» **WHAT THE EXERCISE ASKS**
Working from the line that contains "Output the text content of this document." down to the last line below, repeat each line exactly.

» **SUPPLIED MATERIAL**
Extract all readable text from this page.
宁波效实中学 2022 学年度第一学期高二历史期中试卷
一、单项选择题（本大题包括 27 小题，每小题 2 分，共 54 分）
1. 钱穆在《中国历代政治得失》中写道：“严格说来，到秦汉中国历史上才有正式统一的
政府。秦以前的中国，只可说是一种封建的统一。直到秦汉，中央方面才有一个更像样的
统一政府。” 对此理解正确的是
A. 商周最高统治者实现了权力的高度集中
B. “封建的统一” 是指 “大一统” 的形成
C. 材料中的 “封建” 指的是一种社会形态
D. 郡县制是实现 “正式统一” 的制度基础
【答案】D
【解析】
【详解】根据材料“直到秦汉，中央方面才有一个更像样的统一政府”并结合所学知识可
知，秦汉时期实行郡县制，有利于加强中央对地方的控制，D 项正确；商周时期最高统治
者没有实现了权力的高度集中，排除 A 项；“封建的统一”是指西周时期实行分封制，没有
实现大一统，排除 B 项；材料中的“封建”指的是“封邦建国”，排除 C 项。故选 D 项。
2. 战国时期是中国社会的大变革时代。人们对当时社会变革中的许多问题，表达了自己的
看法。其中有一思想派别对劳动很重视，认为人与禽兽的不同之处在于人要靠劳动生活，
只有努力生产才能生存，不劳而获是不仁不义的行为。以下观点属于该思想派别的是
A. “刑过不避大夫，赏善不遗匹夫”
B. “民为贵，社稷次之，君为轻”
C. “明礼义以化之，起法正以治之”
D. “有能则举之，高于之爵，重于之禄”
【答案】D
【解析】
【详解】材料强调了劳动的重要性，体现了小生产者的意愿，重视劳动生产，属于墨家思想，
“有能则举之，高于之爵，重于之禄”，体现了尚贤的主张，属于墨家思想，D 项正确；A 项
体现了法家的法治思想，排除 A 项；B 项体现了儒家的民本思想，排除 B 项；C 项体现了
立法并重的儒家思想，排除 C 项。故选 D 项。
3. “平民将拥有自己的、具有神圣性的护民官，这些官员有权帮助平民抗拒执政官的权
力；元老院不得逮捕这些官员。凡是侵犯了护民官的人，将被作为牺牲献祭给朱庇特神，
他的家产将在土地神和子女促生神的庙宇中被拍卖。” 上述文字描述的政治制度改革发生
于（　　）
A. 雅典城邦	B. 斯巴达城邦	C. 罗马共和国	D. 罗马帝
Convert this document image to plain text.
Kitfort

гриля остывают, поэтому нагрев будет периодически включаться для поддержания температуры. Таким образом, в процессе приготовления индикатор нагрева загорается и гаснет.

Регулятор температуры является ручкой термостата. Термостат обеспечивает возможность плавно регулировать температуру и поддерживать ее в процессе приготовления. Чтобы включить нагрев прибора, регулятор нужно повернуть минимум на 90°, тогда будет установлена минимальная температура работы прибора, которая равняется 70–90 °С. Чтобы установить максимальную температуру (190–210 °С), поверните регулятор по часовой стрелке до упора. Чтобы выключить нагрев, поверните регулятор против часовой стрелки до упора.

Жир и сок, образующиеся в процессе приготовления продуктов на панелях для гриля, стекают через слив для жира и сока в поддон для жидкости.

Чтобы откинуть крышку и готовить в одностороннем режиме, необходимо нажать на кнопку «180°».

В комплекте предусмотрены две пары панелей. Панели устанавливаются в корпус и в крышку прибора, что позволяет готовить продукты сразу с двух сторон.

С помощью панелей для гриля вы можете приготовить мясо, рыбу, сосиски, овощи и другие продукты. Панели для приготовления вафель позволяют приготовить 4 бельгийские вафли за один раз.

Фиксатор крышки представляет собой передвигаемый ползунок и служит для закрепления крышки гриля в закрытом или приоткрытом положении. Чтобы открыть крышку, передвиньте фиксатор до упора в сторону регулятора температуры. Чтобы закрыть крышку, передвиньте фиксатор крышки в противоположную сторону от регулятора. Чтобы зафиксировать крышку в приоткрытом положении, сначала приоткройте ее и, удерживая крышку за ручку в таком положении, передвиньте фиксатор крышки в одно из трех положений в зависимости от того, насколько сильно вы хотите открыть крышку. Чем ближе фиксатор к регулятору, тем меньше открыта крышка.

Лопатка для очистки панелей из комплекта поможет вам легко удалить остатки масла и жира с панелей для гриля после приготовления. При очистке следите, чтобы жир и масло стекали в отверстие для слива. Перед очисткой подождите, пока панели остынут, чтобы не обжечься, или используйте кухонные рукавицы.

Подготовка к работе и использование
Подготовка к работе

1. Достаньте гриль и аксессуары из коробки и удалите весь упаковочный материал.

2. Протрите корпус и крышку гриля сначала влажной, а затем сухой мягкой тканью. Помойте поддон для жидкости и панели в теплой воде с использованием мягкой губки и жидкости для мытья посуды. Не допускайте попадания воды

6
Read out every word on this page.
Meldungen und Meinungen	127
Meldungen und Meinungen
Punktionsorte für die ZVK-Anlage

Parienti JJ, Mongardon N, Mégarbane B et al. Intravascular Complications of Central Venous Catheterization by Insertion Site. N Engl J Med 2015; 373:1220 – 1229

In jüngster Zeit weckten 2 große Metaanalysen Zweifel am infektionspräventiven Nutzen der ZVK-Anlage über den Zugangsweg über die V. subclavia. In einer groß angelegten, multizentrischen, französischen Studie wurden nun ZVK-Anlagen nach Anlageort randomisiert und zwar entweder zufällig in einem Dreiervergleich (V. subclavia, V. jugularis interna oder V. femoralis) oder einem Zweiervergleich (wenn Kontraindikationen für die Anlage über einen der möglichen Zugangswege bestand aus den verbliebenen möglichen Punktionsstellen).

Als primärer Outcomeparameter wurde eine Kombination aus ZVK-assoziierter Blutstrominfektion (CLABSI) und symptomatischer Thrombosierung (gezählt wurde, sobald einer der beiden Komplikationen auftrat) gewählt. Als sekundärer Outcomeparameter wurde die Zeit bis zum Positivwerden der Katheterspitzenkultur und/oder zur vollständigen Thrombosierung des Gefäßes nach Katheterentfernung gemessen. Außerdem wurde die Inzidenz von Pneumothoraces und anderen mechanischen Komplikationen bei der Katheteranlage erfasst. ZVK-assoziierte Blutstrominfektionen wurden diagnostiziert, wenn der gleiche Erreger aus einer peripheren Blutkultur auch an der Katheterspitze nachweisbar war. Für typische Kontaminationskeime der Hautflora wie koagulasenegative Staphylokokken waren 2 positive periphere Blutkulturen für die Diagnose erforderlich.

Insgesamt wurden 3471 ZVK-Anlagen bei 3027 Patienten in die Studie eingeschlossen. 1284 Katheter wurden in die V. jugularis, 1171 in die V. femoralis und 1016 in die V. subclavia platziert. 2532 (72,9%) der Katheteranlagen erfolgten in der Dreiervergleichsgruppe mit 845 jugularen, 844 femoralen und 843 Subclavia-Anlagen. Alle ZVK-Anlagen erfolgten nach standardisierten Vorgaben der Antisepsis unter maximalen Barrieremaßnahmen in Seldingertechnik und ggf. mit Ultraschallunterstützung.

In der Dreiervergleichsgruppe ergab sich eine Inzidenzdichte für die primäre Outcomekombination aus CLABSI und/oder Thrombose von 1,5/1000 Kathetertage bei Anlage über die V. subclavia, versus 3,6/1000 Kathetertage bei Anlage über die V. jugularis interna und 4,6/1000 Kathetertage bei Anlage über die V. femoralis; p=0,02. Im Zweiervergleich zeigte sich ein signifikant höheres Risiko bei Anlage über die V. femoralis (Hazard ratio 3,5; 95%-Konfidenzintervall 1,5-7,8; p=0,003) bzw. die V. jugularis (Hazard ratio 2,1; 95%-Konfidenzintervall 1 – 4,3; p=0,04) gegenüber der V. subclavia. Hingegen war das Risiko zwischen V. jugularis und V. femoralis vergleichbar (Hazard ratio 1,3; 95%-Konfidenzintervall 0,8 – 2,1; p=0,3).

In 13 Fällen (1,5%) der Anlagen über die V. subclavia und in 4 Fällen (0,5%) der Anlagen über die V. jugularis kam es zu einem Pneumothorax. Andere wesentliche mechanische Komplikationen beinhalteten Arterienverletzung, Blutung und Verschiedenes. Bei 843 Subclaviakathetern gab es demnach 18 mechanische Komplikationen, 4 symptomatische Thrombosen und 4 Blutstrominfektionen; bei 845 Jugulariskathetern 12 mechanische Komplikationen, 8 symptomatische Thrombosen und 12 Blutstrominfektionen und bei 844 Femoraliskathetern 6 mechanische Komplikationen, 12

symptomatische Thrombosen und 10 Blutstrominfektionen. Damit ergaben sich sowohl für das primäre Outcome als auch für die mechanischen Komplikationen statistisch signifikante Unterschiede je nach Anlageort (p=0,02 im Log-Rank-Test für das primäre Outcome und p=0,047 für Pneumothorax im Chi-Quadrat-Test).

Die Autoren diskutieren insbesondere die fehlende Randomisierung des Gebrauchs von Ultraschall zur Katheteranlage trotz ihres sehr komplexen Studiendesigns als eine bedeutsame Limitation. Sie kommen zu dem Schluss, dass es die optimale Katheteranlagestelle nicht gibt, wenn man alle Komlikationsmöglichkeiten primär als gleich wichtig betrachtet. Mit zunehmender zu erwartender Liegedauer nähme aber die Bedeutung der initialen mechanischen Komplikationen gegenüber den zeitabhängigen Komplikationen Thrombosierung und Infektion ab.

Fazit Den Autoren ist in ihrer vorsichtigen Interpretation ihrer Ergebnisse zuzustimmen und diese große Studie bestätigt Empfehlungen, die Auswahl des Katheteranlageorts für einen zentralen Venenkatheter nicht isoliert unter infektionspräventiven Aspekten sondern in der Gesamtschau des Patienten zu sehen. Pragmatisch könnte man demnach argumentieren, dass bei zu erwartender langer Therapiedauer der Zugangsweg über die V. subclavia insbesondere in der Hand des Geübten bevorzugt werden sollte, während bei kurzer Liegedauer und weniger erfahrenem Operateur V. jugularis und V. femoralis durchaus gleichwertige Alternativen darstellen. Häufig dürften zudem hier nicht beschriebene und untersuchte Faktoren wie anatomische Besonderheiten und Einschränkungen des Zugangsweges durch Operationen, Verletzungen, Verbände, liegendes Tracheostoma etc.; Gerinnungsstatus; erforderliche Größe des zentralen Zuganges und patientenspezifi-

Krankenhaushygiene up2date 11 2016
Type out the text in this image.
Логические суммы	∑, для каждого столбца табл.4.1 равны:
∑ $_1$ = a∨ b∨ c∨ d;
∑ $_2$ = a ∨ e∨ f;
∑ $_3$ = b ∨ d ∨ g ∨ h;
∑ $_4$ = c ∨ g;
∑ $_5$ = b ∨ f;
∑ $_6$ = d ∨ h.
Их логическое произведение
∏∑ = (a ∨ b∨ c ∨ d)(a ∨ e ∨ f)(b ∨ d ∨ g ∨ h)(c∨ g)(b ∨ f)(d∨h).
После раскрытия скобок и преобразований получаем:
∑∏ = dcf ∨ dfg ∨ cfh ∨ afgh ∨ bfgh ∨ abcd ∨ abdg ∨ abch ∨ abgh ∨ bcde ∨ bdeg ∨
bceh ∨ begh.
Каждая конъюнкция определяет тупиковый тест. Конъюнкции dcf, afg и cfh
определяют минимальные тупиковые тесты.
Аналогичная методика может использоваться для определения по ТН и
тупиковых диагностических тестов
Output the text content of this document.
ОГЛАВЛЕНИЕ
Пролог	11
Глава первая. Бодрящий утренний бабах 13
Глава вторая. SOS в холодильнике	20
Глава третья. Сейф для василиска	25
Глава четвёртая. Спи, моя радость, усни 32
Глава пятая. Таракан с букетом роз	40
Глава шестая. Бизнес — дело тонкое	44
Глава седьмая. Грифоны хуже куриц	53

» **TASK RESULT**
Output the text content of this document.
ОГЛАВЛЕНИЕ
Пролог	11
Глава первая. Бодрящий утренний бабах 13
Глава вторая. SOS в холодильнике	20
Глава третья. Сейф для василиска	25
Глава четвёртая. Спи, моя радость, усни 32
Глава пятая. Таракан с букетом роз	40
Глава шестая. Бизнес — дело тонкое	44
Глава седьмая. Грифоны хуже куриц	53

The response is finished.